TRECHO EXIBIDO →

FERNANDO TADEU PEREZ
O acordo firmado na semana passada entre a Volkswagen do Brasil e os sindicatos de metalúrgicos do ABC e de Taubaté tem um grande denominador comum: a competência.
A competência dos sindicalistas, que exigiram sem transigir, defenderam sem brigar, negociaram sem sonhar; e a dos técnicos em relações trabalhistas da Volkswagen, que criaram uma equação matemática, uma engenharia financeira na qual se avança aqui, recua-se acolá e ninguém perde.
Frutos dessa competência foram a aprovação maciça dos trabalhadores em assembléia, a preservação de 7.500 empregos e o estabelecimento de uma política de parceria de longo prazo entre empresa e trabalhadores, em que todos têm consciência de que as modernas relações capital-trabalho não se limitam mais ao "ou dá ou desce". Hoje, sentam-se à mesa de negociação com posições maduras, vislumbrando não o dia seguinte nem o futuro imediato, mas o futuro de longo prazo.
O acordo quebra um paradigma dentro das grandes empresas e dos grandes sindicatos. A redução do trabalho, acompanhada de uma redução de salário, sem prejuízo da renda mensal, é uma fórmula moderna, dos dias de hoje.Talvez não seja para os de amanhã, mas, seguramente, é a saída para os dias atuais.

SEGMENTO DE DADOS →
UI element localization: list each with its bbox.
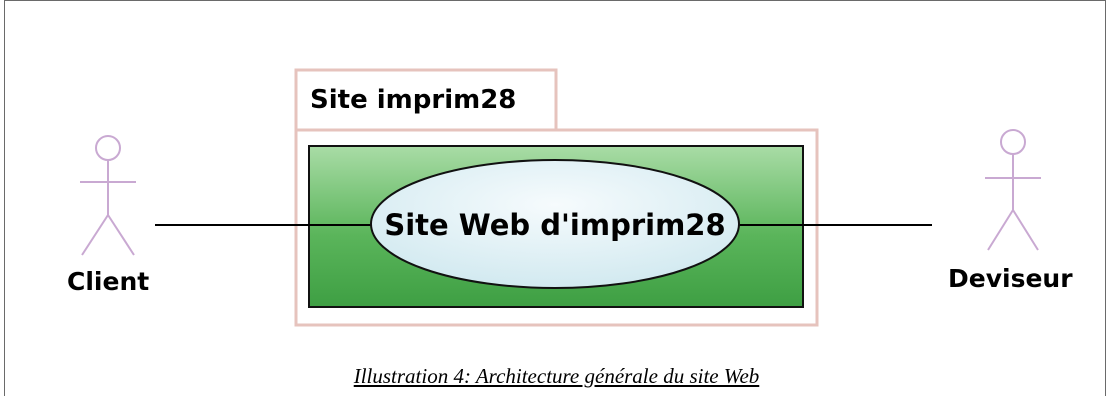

REQUISITOS DO EXERCÍCIO →
1. Reproduza a parte do texto sobre o acordo da Volkswagen que começa em "A competência dos" e segue até "de longo prazo.".
2. Segundo o texto sobre o acordo da Volkswagen, quantos empregos o acordo preservou?

RESULTADOS FINAIS →
1.
A competência dos sindicalistas, que exigiram sem transigir, defenderam sem brigar, negociaram sem sonhar; e a dos técnicos em relações trabalhistas da Volkswagen, que criaram uma equação matemática, uma engenharia financeira na qual se avança aqui, recua-se acolá e ninguém perde.
Frutos dessa competência foram a aprovação maciça dos trabalhadores em assembléia, a preservação de 7.500 empregos e o estabelecimento de uma política de parceria de longo prazo entre empresa e trabalhadores, em que todos têm consciência de que as modernas relações capital-trabalho não se limitam mais ao "ou dá ou desce". Hoje, sentam-se à mesa de negociação com posições maduras, vislumbrando não o dia seguinte nem o futuro imediato, mas o futuro de longo prazo.

2. 7.500 empregos.